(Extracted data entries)
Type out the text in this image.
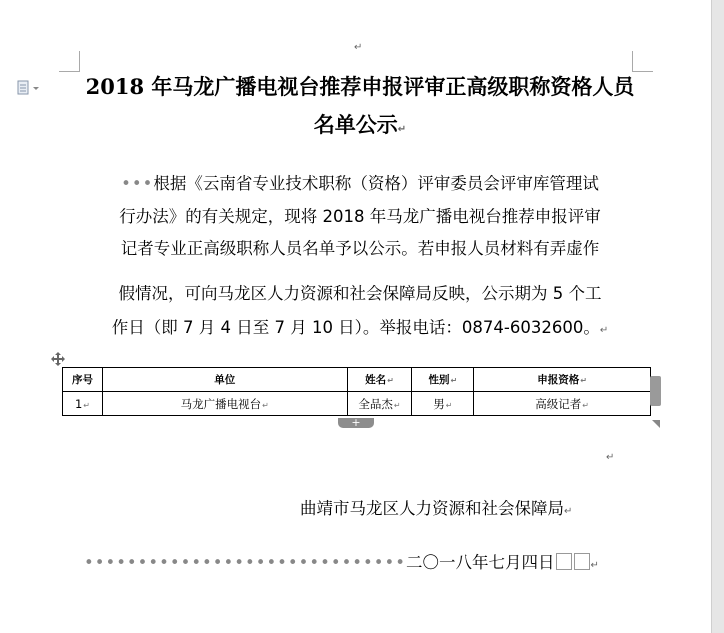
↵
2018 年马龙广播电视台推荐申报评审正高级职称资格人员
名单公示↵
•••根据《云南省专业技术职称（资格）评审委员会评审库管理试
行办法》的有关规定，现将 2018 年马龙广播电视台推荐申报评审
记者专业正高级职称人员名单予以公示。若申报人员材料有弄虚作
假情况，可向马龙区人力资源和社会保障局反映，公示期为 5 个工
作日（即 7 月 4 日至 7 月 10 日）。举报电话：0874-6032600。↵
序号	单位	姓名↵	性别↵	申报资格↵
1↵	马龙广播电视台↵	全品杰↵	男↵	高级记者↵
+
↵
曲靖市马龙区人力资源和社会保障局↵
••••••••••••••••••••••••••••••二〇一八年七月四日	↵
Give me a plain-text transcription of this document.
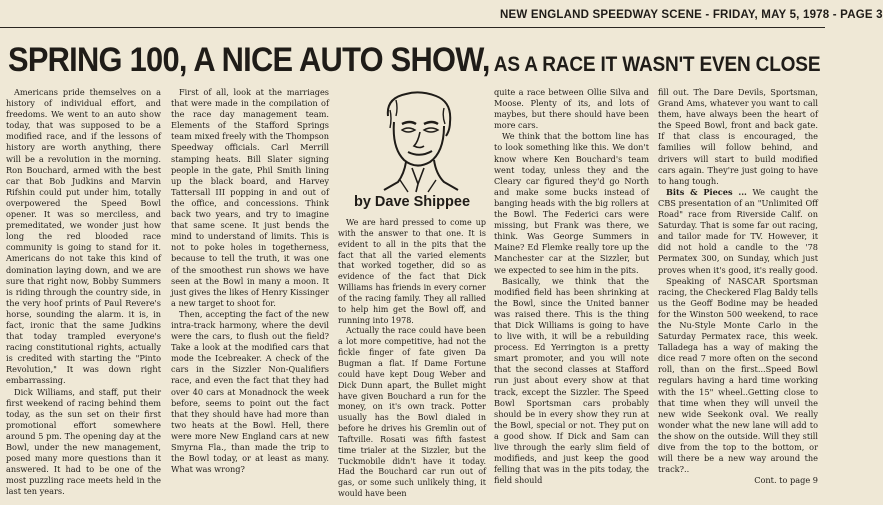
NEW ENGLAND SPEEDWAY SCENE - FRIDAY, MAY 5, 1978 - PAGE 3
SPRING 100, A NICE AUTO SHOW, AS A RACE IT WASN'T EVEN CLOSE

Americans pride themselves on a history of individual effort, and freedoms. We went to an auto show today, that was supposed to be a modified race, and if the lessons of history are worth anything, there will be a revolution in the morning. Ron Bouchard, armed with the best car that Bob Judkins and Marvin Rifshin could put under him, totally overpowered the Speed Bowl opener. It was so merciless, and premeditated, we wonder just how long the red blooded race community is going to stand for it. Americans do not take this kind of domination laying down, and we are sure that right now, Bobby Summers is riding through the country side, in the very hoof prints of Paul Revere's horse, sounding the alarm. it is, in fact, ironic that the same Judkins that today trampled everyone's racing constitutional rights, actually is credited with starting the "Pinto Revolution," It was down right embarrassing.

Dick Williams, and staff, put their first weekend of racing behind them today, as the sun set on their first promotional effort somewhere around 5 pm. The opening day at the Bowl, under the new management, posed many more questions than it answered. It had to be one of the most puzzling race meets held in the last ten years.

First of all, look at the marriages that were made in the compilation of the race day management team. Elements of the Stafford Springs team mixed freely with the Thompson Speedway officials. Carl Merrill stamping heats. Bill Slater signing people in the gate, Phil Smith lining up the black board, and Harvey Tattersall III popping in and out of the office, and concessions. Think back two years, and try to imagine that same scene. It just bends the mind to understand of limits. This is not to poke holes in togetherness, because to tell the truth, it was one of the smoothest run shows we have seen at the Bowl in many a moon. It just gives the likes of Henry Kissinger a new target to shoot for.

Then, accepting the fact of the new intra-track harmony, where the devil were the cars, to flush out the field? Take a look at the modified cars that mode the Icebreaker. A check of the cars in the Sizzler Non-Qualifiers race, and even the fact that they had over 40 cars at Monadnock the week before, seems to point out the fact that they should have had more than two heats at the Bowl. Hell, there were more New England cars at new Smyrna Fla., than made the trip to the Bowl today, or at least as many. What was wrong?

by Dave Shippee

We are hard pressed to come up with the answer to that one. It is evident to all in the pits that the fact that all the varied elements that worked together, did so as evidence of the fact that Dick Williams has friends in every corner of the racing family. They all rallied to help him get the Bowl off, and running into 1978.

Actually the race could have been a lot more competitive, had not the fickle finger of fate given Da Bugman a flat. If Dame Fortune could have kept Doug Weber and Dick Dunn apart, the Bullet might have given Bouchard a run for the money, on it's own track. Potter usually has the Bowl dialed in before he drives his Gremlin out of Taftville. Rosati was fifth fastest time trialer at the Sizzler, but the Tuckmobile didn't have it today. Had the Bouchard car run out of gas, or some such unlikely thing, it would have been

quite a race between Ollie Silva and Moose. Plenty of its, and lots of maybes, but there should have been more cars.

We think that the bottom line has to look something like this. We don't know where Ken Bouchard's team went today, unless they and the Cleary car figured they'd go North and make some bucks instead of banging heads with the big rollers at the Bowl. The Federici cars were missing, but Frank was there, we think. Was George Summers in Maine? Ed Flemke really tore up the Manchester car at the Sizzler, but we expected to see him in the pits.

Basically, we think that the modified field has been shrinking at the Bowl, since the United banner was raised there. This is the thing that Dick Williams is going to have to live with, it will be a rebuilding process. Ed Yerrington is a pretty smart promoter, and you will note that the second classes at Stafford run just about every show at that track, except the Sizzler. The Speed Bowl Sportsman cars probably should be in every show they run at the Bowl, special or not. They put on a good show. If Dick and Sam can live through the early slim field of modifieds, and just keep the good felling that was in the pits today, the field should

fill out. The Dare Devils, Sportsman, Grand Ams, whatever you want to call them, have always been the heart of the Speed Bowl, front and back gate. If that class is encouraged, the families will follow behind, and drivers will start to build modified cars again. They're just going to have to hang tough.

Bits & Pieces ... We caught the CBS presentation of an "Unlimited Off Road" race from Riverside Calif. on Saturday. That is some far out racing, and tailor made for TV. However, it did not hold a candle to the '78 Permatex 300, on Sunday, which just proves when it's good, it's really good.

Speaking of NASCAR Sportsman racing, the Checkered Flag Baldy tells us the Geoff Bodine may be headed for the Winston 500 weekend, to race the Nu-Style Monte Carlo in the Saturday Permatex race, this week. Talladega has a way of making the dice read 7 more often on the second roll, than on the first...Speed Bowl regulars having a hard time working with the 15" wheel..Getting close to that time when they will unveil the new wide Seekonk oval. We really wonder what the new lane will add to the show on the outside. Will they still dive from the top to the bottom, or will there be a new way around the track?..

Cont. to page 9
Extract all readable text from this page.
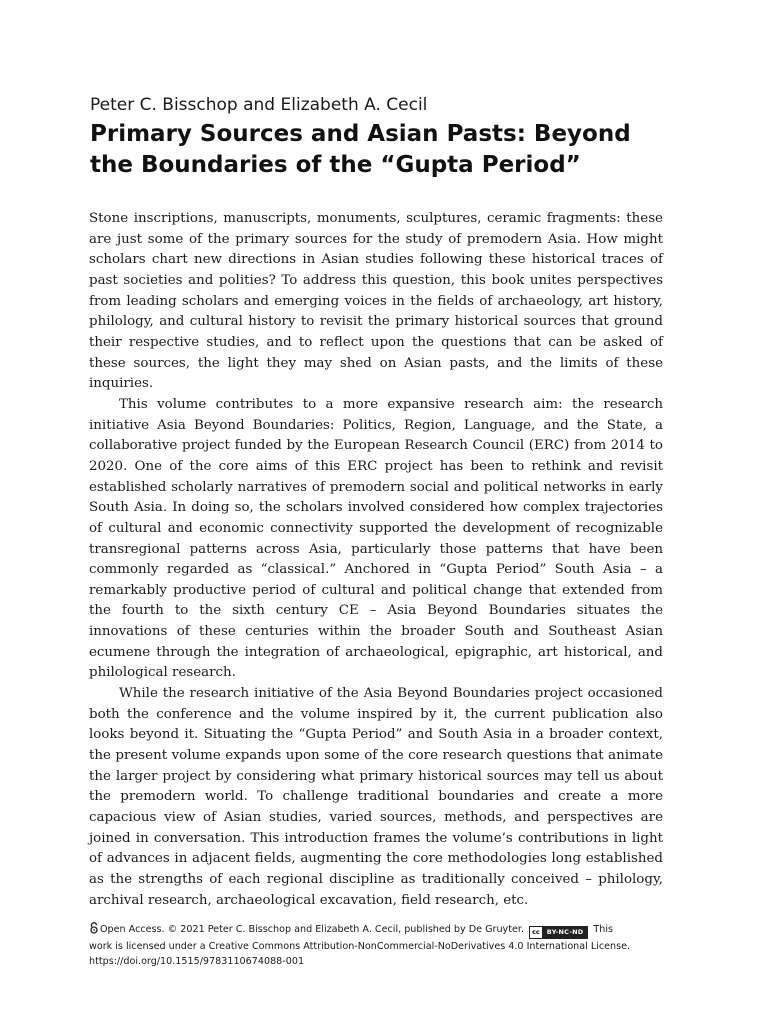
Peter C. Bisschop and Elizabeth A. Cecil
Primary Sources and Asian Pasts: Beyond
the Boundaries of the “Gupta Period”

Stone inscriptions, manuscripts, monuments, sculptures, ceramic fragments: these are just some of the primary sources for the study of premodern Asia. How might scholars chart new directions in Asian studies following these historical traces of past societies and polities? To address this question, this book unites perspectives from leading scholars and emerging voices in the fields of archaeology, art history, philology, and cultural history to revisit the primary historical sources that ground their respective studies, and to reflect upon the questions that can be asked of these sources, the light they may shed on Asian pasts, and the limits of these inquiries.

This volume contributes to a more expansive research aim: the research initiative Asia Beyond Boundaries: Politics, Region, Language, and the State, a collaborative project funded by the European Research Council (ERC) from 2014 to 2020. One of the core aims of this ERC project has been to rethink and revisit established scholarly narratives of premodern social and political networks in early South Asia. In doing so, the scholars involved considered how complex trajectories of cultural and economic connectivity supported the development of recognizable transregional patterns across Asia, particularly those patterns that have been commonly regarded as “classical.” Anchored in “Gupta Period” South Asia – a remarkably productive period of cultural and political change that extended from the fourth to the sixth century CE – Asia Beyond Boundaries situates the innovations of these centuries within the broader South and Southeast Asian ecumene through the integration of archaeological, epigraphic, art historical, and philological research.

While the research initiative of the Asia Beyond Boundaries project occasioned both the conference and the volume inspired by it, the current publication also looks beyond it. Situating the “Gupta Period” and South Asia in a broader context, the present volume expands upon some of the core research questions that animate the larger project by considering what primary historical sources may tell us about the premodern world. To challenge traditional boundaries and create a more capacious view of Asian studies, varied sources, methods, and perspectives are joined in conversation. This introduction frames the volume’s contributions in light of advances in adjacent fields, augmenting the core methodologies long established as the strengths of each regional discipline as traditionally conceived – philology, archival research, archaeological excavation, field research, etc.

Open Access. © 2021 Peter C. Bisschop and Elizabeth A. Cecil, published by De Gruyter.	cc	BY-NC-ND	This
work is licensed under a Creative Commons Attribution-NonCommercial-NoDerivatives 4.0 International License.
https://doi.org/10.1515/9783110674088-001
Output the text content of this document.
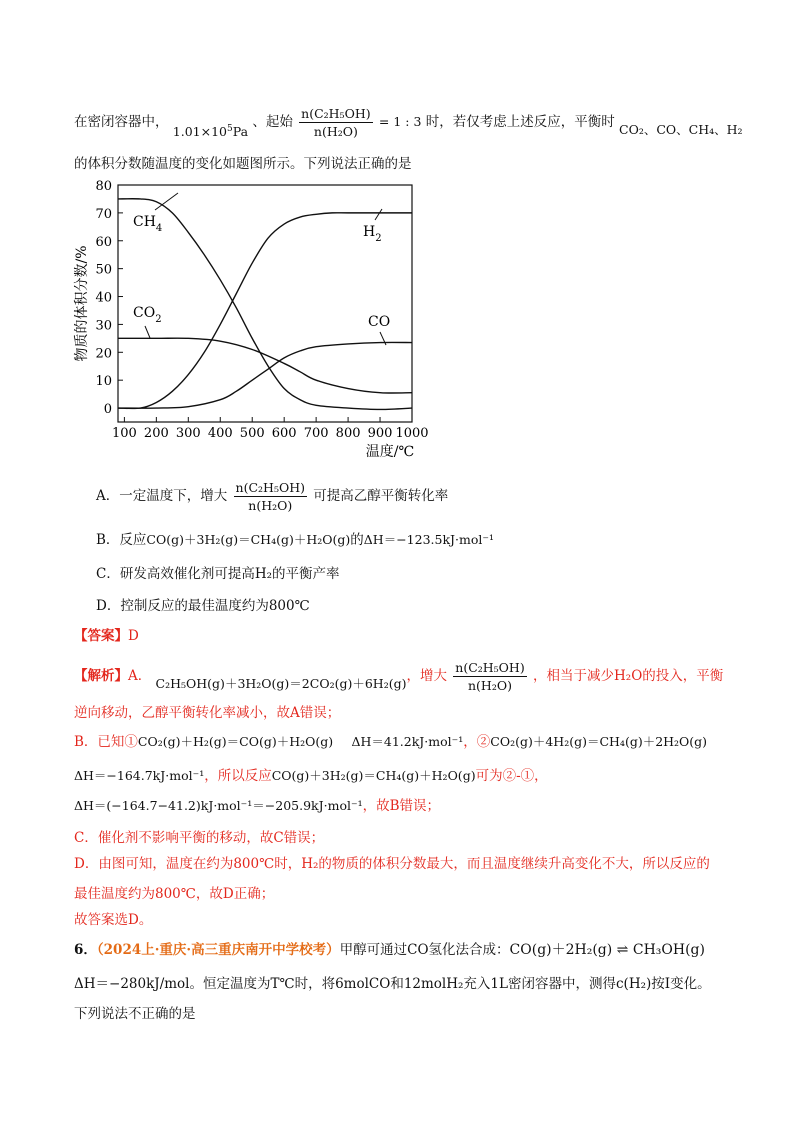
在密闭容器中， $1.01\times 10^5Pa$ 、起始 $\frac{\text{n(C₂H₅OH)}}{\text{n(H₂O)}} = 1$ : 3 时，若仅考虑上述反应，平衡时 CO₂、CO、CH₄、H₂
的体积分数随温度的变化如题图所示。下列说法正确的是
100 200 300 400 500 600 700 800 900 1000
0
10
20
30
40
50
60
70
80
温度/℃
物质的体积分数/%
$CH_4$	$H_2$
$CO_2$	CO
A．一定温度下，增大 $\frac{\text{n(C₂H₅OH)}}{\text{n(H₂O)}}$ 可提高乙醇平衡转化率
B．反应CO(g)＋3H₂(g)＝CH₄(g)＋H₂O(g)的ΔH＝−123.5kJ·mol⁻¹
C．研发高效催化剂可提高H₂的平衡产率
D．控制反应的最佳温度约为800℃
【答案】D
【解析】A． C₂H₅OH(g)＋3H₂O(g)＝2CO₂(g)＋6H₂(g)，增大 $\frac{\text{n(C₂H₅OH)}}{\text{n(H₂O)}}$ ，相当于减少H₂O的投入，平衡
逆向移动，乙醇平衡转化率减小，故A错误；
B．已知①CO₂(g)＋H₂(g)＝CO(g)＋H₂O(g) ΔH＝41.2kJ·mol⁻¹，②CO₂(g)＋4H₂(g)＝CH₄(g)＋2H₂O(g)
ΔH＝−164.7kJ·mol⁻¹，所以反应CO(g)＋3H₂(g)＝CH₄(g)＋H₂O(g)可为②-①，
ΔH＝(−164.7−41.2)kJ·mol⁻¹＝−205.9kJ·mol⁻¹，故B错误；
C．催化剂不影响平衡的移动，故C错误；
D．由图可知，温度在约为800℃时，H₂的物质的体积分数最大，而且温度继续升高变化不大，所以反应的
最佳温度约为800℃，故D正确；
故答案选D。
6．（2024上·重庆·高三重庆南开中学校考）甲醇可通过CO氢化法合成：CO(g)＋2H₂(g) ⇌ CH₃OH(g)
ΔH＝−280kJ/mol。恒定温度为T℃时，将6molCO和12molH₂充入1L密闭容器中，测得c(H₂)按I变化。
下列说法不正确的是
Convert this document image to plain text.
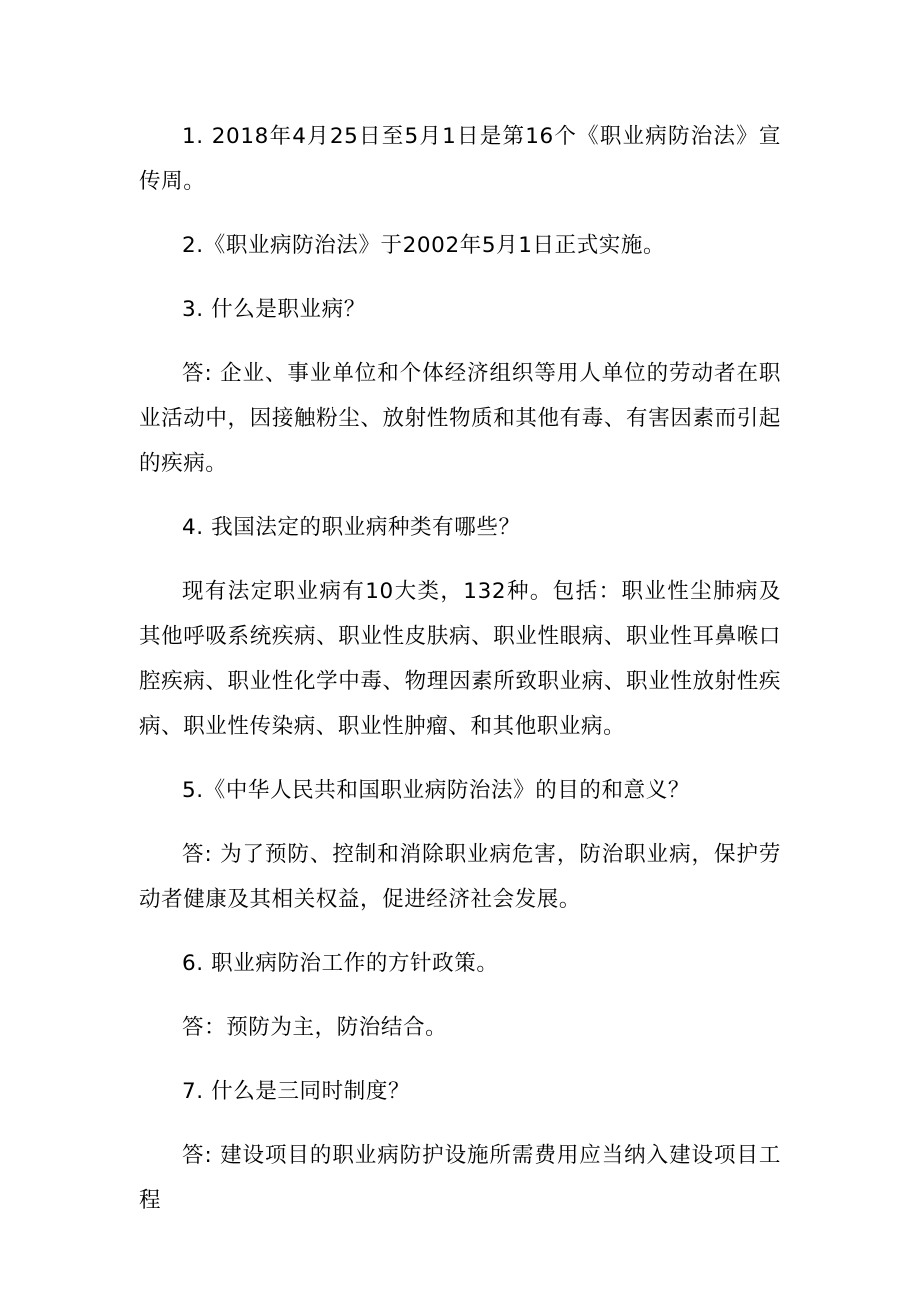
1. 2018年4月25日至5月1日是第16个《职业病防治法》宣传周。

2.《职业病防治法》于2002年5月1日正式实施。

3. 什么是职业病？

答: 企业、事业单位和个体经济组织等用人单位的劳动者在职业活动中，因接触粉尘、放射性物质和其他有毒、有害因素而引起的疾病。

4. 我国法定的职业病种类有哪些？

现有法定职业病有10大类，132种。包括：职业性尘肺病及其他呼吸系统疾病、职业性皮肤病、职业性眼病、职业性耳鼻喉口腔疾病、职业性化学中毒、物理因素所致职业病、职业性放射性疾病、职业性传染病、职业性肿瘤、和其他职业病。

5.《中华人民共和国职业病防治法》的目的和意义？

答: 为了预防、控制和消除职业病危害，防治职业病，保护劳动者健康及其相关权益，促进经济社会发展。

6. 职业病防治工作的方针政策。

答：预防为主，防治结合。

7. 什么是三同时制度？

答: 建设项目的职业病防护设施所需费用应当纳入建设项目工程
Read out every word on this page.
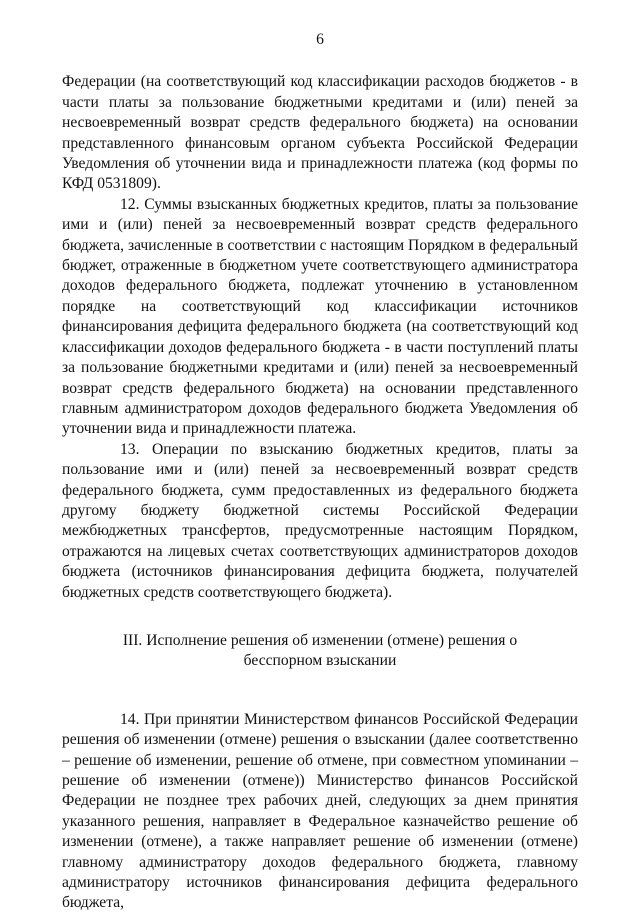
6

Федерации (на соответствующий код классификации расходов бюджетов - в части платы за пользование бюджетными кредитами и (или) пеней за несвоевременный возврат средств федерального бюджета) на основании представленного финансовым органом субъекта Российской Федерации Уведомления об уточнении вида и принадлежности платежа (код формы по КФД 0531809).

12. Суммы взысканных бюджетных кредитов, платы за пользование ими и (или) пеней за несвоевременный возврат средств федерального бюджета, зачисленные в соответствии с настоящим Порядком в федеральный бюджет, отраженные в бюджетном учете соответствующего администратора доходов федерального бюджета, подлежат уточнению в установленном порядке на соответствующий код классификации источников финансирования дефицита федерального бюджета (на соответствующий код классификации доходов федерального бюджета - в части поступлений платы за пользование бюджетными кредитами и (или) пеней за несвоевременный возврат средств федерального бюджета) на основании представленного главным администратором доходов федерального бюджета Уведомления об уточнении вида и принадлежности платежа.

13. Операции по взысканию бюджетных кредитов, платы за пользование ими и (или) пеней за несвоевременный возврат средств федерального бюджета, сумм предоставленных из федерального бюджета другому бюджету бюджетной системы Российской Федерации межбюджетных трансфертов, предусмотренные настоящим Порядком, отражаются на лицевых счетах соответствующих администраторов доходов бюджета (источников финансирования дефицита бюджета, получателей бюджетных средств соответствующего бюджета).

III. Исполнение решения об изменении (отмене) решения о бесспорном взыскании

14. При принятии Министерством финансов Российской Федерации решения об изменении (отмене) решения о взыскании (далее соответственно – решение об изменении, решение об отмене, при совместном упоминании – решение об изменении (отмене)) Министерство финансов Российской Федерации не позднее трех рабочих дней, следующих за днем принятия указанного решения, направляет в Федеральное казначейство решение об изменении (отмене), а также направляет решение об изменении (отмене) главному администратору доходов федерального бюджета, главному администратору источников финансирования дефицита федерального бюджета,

• Stated goal: In the listing, find each line with the string "изменении" and copy it.

• Reply to the task:
III. Исполнение решения об изменении (отмене) решения о бесспорном взыскании
14. При принятии Министерством финансов Российской Федерации решения об изменении (отмене) решения о взыскании (далее соответственно – решение об изменении, решение об отмене, при совместном упоминании – решение об изменении (отмене)) Министерство финансов Российской Федерации не позднее трех рабочих дней, следующих за днем принятия указанного решения, направляет в Федеральное казначейство решение об изменении (отмене), а также направляет решение об изменении (отмене) главному администратору доходов федерального бюджета, главному администратору источников финансирования дефицита федерального бюджета,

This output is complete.